[Start]

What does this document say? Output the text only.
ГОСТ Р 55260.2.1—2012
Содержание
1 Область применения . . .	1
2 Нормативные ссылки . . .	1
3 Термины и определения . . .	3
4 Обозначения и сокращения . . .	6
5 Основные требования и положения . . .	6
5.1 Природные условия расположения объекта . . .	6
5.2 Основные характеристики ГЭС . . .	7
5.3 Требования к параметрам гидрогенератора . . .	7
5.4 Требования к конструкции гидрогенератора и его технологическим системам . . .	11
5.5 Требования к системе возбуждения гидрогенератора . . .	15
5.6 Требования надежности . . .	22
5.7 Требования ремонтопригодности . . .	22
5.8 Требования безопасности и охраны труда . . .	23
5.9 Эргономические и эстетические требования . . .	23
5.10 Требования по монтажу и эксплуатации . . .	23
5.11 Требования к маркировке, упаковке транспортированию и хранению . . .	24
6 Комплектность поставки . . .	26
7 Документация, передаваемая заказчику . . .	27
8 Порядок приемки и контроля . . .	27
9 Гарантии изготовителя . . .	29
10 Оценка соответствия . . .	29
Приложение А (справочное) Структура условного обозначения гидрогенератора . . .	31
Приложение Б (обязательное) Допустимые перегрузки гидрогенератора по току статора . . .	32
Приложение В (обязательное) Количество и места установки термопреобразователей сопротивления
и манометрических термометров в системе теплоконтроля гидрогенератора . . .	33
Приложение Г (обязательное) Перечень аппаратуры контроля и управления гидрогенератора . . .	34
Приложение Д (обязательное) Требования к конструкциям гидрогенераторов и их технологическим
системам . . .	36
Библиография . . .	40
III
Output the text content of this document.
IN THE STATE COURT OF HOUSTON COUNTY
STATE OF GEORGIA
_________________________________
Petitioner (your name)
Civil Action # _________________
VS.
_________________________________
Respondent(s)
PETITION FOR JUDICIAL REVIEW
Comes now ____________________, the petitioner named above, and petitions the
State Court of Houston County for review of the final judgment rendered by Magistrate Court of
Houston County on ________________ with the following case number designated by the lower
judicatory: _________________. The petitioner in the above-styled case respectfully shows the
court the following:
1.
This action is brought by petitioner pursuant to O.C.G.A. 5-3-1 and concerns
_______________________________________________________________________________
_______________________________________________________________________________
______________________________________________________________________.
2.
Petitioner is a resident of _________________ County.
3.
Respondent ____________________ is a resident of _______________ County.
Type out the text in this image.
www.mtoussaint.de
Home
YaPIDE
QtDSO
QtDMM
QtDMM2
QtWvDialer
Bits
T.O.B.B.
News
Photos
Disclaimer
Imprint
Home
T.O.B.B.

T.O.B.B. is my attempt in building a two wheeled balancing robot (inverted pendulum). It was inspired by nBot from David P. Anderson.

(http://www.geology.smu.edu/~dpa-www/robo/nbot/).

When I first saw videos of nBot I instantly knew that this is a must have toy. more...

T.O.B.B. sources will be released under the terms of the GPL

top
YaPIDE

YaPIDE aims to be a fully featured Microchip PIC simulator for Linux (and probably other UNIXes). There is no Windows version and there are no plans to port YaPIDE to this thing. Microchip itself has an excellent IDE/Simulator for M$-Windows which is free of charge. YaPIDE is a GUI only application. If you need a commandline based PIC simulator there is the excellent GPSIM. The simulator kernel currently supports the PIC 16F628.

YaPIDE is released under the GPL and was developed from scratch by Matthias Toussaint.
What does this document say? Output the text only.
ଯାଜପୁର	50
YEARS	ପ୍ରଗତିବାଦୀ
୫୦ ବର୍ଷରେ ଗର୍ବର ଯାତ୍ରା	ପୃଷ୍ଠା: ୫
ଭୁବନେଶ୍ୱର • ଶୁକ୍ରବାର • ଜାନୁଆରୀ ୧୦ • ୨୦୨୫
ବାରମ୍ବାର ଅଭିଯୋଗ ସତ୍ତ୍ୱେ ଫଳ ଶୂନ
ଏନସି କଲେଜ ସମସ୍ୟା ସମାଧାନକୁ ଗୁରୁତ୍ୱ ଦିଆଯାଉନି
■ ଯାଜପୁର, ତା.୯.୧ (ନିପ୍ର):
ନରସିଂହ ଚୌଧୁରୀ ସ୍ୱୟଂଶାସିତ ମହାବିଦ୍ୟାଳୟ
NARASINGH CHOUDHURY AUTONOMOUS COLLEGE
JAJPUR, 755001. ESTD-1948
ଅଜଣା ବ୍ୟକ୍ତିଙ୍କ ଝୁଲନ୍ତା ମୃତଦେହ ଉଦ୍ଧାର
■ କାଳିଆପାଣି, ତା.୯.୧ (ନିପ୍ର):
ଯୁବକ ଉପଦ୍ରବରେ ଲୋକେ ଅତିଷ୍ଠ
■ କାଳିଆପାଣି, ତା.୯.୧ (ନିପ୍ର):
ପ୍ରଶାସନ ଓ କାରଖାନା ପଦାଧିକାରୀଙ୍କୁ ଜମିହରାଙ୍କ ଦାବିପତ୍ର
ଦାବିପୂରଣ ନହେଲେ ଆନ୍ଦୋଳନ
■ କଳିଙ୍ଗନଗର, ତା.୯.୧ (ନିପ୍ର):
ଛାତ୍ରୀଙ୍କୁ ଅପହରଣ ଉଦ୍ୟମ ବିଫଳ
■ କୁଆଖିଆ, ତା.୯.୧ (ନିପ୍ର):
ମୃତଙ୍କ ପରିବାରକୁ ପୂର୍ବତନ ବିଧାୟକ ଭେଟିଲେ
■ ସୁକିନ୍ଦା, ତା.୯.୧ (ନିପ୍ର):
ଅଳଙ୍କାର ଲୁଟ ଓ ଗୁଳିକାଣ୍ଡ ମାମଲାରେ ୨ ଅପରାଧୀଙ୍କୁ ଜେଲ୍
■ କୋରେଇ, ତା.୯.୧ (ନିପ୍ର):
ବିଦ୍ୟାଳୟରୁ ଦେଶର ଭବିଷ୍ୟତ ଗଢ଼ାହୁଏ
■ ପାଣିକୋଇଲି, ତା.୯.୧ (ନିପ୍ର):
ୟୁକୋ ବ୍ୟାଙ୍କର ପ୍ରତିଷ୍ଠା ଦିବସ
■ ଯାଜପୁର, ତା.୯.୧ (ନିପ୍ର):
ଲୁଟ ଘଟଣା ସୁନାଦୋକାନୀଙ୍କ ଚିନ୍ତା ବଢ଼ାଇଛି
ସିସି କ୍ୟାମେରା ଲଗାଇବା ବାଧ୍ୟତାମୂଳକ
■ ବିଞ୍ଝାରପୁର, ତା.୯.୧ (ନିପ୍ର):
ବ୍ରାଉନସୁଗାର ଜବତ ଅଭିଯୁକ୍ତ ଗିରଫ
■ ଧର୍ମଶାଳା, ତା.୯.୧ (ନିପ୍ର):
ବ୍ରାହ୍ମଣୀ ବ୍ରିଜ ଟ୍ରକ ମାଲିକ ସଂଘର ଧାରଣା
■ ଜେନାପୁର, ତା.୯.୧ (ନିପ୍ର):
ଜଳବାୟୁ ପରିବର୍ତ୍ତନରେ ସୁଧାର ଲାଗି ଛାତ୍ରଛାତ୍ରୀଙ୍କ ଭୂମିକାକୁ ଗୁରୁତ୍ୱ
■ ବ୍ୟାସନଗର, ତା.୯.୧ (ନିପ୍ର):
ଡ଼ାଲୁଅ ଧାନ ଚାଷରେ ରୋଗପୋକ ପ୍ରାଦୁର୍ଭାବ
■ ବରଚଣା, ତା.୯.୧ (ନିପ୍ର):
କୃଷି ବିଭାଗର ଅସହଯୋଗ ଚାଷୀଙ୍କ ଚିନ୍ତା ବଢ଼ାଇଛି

[End]

# Aim
Go through the lines above. Select every one that has the string "text".

# Solution to the problem
What does this document say? Output the text only.
Output the text content of this document.
Type out the text in this image.
What does this document say? Output the text only.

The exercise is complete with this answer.